### Directions
Find the lines holding "true" and copy them.
==*==
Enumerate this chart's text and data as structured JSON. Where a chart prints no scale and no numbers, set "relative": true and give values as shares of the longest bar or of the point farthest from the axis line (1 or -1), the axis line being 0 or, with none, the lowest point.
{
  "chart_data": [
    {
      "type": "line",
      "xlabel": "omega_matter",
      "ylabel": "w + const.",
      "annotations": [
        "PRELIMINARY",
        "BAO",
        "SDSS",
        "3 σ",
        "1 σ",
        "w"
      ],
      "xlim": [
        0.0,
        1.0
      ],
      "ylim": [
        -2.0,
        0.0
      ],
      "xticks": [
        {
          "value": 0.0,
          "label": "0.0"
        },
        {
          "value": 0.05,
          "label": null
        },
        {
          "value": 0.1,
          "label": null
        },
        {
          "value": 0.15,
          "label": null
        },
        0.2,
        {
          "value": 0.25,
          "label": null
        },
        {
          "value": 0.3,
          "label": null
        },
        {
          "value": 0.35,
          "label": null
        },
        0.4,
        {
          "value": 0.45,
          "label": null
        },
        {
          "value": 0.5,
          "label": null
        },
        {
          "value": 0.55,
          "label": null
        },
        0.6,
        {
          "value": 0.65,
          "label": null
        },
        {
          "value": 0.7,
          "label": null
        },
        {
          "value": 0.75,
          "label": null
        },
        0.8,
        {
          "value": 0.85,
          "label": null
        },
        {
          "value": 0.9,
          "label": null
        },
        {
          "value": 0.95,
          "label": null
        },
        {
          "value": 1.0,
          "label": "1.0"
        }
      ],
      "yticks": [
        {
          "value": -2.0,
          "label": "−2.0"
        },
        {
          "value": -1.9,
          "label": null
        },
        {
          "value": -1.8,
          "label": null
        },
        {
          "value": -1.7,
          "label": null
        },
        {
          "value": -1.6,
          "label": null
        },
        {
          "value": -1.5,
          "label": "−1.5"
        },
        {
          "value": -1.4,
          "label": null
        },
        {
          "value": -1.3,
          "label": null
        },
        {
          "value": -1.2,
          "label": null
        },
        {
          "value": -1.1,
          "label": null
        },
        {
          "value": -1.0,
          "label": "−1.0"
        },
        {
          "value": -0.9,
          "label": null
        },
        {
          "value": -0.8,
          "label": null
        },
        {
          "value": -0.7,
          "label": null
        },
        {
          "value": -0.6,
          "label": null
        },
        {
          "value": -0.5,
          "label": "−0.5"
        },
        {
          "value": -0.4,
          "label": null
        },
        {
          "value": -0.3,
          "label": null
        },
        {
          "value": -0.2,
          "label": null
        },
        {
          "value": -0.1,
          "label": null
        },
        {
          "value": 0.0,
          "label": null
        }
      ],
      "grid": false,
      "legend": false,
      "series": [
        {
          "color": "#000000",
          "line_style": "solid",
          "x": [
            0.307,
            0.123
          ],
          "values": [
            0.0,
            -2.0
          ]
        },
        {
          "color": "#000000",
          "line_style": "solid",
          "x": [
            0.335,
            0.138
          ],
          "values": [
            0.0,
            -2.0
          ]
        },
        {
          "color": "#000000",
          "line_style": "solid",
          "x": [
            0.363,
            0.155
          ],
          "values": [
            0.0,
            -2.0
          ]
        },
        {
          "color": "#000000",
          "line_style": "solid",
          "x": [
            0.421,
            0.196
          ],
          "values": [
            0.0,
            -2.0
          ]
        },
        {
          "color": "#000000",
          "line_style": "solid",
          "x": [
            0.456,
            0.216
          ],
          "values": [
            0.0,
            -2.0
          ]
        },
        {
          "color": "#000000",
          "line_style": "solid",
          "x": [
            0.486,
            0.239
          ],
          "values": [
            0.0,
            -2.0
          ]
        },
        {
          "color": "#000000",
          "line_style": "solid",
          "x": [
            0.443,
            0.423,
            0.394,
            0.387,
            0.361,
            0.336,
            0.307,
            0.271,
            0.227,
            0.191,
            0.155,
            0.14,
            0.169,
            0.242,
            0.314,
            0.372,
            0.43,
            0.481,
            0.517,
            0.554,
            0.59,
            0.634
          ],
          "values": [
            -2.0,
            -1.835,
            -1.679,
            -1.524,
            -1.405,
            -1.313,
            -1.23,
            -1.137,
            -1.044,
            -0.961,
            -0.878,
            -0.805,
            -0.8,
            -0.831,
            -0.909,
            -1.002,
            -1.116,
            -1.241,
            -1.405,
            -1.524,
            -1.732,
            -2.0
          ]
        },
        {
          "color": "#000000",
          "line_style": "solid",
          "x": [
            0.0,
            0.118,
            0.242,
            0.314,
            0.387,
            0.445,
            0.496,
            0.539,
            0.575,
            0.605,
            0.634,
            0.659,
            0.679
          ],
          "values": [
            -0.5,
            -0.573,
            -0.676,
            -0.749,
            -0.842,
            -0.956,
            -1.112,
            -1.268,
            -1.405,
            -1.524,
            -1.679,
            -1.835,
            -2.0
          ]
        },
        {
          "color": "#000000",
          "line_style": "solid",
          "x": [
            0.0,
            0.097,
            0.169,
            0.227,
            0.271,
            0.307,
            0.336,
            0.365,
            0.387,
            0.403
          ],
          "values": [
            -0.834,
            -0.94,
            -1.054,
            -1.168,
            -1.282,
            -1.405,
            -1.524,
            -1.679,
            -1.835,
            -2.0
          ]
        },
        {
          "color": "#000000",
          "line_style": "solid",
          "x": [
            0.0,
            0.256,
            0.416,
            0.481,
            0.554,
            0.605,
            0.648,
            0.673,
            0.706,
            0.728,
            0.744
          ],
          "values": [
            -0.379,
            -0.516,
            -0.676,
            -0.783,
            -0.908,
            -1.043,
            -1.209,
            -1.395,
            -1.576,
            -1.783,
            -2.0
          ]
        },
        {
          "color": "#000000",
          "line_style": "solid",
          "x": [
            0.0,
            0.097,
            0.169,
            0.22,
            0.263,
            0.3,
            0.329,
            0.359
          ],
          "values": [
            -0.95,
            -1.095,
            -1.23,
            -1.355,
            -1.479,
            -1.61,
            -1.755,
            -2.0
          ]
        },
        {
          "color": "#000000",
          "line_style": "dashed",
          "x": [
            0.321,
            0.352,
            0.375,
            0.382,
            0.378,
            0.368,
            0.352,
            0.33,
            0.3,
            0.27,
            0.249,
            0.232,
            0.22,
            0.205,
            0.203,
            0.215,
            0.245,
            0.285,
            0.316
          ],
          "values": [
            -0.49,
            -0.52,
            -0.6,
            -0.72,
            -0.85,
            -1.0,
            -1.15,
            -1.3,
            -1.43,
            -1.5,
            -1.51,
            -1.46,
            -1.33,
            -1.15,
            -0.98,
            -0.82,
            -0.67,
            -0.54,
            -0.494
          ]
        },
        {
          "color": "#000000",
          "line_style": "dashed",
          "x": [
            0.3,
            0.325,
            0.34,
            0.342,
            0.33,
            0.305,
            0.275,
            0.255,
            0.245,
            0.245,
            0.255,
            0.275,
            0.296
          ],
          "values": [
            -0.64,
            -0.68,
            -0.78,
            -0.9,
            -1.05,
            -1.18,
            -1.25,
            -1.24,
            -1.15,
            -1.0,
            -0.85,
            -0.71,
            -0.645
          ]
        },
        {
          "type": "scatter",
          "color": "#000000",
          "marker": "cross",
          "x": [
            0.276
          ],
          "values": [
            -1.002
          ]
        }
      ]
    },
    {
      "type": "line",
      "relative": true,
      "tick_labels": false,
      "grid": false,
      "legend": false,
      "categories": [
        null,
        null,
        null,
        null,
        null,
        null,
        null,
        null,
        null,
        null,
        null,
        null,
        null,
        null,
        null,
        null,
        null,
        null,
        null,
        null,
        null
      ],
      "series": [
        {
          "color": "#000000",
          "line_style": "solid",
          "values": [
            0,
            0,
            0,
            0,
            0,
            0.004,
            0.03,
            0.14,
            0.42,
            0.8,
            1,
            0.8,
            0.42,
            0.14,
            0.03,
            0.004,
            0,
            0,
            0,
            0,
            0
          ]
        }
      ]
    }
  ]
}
==*==
### Written solution
Enumerate this chart's text and data as structured JSON. Where a chart prints no scale and no numbers, set "relative": true and give values as shares of the longest bar or of the point farthest from the axis line (1 or -1), the axis line being 0 or, with none, the lowest point.
      "relative": true,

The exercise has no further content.